## Task instructions
Identify each line below that contains the word "observations", and copy it out.

## Material to process
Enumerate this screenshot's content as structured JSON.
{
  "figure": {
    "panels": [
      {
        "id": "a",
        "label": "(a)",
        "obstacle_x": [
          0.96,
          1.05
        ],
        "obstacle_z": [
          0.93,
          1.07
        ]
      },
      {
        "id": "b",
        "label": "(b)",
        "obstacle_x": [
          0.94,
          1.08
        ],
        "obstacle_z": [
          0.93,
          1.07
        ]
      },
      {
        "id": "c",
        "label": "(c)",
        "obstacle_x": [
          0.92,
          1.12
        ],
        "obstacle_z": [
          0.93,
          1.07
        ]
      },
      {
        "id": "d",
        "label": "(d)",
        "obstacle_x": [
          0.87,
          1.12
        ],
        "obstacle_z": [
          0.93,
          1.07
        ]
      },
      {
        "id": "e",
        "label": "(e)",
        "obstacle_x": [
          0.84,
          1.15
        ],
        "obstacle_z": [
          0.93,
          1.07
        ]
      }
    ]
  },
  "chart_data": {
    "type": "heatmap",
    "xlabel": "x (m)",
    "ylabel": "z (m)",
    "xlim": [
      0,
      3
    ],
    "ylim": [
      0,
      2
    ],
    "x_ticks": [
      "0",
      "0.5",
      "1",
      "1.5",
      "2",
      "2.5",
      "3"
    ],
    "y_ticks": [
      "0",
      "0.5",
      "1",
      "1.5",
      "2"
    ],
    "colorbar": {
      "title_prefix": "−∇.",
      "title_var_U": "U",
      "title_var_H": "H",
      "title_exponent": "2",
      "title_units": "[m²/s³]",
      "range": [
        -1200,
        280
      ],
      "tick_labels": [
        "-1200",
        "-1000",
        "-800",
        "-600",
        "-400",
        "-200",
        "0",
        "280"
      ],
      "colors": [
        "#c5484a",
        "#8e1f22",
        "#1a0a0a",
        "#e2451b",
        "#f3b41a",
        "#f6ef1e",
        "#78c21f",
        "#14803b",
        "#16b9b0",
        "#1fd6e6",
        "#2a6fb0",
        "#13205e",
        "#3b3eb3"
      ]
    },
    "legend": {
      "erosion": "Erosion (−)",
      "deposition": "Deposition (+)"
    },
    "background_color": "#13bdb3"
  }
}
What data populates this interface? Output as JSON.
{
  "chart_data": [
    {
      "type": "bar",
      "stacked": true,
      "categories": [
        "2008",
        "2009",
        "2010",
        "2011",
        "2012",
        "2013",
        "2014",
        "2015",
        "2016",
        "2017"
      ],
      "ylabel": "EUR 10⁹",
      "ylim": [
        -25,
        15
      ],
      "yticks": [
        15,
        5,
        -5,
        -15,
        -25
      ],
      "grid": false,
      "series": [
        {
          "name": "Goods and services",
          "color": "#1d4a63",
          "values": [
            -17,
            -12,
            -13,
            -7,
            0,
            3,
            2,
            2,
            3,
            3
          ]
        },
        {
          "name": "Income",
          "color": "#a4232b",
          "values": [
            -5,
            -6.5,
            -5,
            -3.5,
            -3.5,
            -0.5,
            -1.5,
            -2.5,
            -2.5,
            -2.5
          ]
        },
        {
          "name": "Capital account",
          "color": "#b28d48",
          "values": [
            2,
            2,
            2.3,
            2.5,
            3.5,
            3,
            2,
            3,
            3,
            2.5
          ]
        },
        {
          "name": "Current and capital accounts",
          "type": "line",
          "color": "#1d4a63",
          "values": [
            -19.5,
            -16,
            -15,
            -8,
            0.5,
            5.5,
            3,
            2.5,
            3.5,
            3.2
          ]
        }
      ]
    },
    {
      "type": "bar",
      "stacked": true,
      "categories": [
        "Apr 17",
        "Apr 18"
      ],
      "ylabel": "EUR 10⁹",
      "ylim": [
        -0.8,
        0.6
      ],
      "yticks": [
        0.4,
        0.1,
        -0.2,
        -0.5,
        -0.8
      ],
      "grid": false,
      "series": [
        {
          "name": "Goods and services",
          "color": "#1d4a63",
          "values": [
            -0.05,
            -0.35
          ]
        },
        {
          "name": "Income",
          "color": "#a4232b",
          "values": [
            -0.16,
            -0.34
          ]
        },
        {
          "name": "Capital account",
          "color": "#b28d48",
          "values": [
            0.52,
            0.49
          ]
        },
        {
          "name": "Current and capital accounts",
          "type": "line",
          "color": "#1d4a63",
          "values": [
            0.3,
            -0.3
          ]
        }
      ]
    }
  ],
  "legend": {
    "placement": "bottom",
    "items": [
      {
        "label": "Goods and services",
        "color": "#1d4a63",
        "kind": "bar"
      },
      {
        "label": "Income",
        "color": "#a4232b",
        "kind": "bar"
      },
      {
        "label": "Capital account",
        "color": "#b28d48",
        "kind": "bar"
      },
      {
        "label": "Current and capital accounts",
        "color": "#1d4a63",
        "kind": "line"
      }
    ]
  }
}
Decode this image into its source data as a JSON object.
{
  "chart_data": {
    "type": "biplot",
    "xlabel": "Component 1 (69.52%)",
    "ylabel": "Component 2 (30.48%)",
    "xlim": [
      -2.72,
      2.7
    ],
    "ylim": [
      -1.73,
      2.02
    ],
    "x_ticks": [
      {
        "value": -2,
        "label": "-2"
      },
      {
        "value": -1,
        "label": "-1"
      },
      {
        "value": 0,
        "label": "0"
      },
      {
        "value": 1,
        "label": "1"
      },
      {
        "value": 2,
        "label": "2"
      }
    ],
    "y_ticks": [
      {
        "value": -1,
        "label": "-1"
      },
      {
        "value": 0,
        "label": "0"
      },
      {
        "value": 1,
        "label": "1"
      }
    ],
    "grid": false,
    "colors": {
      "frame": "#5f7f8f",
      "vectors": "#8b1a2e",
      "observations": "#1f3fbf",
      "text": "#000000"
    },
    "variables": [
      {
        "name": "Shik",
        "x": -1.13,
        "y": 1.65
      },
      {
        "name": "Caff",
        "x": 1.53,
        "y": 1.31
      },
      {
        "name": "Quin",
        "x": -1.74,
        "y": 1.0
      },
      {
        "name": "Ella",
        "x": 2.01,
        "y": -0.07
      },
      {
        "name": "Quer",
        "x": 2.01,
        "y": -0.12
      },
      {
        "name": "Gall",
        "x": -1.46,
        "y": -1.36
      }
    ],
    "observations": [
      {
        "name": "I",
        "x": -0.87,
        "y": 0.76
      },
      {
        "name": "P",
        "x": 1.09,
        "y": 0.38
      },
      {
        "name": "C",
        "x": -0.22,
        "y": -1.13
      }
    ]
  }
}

## Task result
      "observations": "#1f3fbf",
    "observations": [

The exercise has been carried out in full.